WHAT IS BEING ASKED:
Give the data below again exactly as it stands. Omit the pictures.

(Data excerpts)
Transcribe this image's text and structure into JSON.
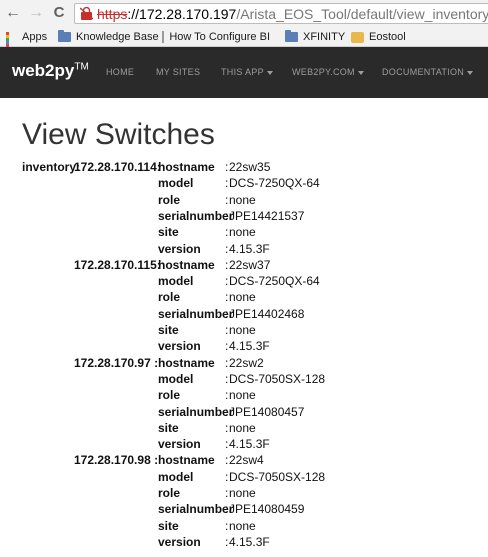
{
  "browser": {
    "url_protocol": "https",
    "url_host": "://172.28.170.197",
    "url_path": "/Arista_EOS_Tool/default/view_inventory",
    "back_icon": "←",
    "forward_icon": "→",
    "reload_icon": "C"
  },
  "bookmarks": [
    {
      "label": "Apps",
      "icon": "apps-grid-icon"
    },
    {
      "label": "Knowledge Base",
      "icon": "folder-icon"
    },
    {
      "label": "How To Configure BI",
      "icon": "page-icon"
    },
    {
      "label": "XFINITY",
      "icon": "folder-icon"
    },
    {
      "label": "Eostool",
      "icon": "tool-icon"
    }
  ],
  "navbar": {
    "brand": "web2py",
    "brand_tm": "TM",
    "items": [
      {
        "label": "HOME"
      },
      {
        "label": "MY SITES"
      },
      {
        "label": "THIS APP"
      },
      {
        "label": "WEB2PY.COM"
      },
      {
        "label": "DOCUMENTATION"
      }
    ]
  },
  "page": {
    "title": "View Switches",
    "inventory_label": "inventory:",
    "switches": [
      {
        "ip": "172.28.170.114:",
        "fields": [
          {
            "key": "hostname",
            "value": "22sw35"
          },
          {
            "key": "model",
            "value": "DCS-7250QX-64"
          },
          {
            "key": "role",
            "value": "none"
          },
          {
            "key": "serialnumber",
            "value": "JPE14421537"
          },
          {
            "key": "site",
            "value": "none"
          },
          {
            "key": "version",
            "value": "4.15.3F"
          }
        ]
      },
      {
        "ip": "172.28.170.115:",
        "fields": [
          {
            "key": "hostname",
            "value": "22sw37"
          },
          {
            "key": "model",
            "value": "DCS-7250QX-64"
          },
          {
            "key": "role",
            "value": "none"
          },
          {
            "key": "serialnumber",
            "value": "JPE14402468"
          },
          {
            "key": "site",
            "value": "none"
          },
          {
            "key": "version",
            "value": "4.15.3F"
          }
        ]
      },
      {
        "ip": "172.28.170.97 :",
        "fields": [
          {
            "key": "hostname",
            "value": "22sw2"
          },
          {
            "key": "model",
            "value": "DCS-7050SX-128"
          },
          {
            "key": "role",
            "value": "none"
          },
          {
            "key": "serialnumber",
            "value": "JPE14080457"
          },
          {
            "key": "site",
            "value": "none"
          },
          {
            "key": "version",
            "value": "4.15.3F"
          }
        ]
      },
      {
        "ip": "172.28.170.98 :",
        "fields": [
          {
            "key": "hostname",
            "value": "22sw4"
          },
          {
            "key": "model",
            "value": "DCS-7050SX-128"
          },
          {
            "key": "role",
            "value": "none"
          },
          {
            "key": "serialnumber",
            "value": "JPE14080459"
          },
          {
            "key": "site",
            "value": "none"
          },
          {
            "key": "version",
            "value": "4.15.3F"
          }
        ]
      }
    ]
  }
}
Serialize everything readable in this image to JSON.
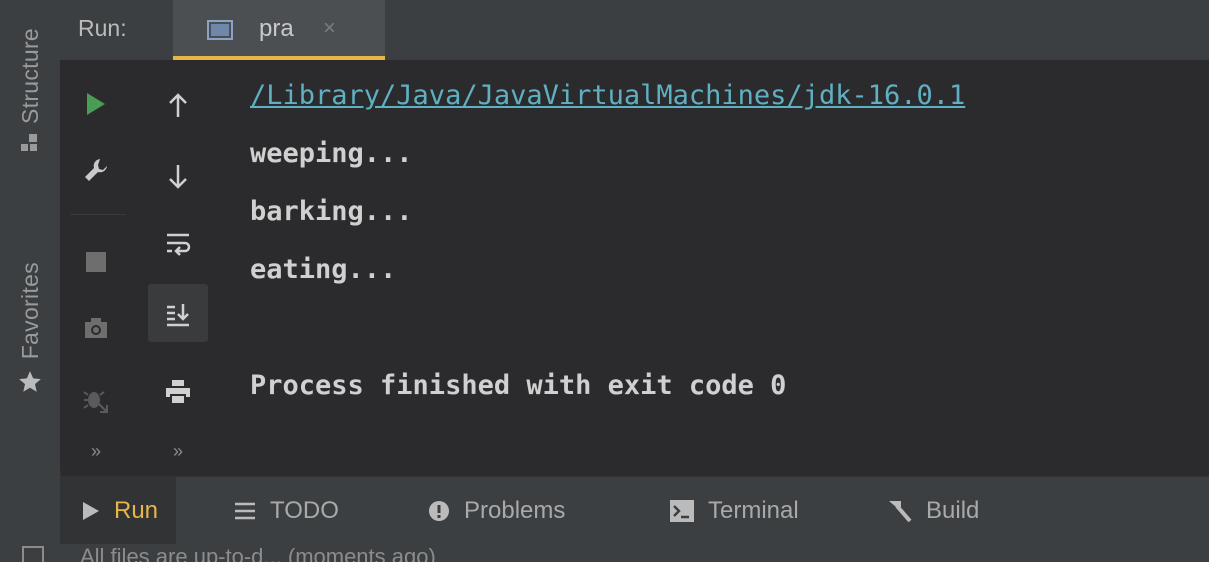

TASK OUTPUT:
Transcribe this image's text and structure into JSON.
{
  "browser": {
    "url_protocol": "https",
    "url_host": "://172.28.170.197",
    "url_path": "/Arista_EOS_Tool/default/view_inventory",
    "back_icon": "←",
    "forward_icon": "→",
    "reload_icon": "C"
  },
  "bookmarks": [
    {
      "label": "Apps",
      "icon": "apps-grid-icon"
    },
    {
      "label": "Knowledge Base",
      "icon": "folder-icon"
    },
    {
      "label": "How To Configure BI",
      "icon": "page-icon"
    },
    {
      "label": "XFINITY",
      "icon": "folder-icon"
    },
    {
      "label": "Eostool",
      "icon": "tool-icon"
    }
  ],
  "navbar": {
    "brand": "web2py",
    "brand_tm": "TM",
    "items": [
      {
        "label": "HOME"
      },
      {
        "label": "MY SITES"
      },
      {
        "label": "THIS APP"
      },
      {
        "label": "WEB2PY.COM"
      },
      {
        "label": "DOCUMENTATION"
      }
    ]
  },
  "page": {
    "title": "View Switches",
    "inventory_label": "inventory:",
    "switches": [
      {
        "ip": "172.28.170.114:",
        "fields": [
          {
            "key": "hostname",
            "value": "22sw35"
          },
          {
            "key": "model",
            "value": "DCS-7250QX-64"
          },
          {
            "key": "role",
            "value": "none"
          },
          {
            "key": "serialnumber",
            "value": "JPE14421537"
          },
          {
            "key": "site",
            "value": "none"
          },
          {
            "key": "version",
            "value": "4.15.3F"
          }
        ]
      },
      {
        "ip": "172.28.170.115:",
        "fields": [
          {
            "key": "hostname",
            "value": "22sw37"
          },
          {
            "key": "model",
            "value": "DCS-7250QX-64"
          },
          {
            "key": "role",
            "value": "none"
          },
          {
            "key": "serialnumber",
            "value": "JPE14402468"
          },
          {
            "key": "site",
            "value": "none"
          },
          {
            "key": "version",
            "value": "4.15.3F"
          }
        ]
      },
      {
        "ip": "172.28.170.97 :",
        "fields": [
          {
            "key": "hostname",
            "value": "22sw2"
          },
          {
            "key": "model",
            "value": "DCS-7050SX-128"
          },
          {
            "key": "role",
            "value": "none"
          },
          {
            "key": "serialnumber",
            "value": "JPE14080457"
          },
          {
            "key": "site",
            "value": "none"
          },
          {
            "key": "version",
            "value": "4.15.3F"
          }
        ]
      },
      {
        "ip": "172.28.170.98 :",
        "fields": [
          {
            "key": "hostname",
            "value": "22sw4"
          },
          {
            "key": "model",
            "value": "DCS-7050SX-128"
          },
          {
            "key": "role",
            "value": "none"
          },
          {
            "key": "serialnumber",
            "value": "JPE14080459"
          },
          {
            "key": "site",
            "value": "none"
          },
          {
            "key": "version",
            "value": "4.15.3F"
          }
        ]
      }
    ]
  }
}
Serialize everything readable in this image to JSON.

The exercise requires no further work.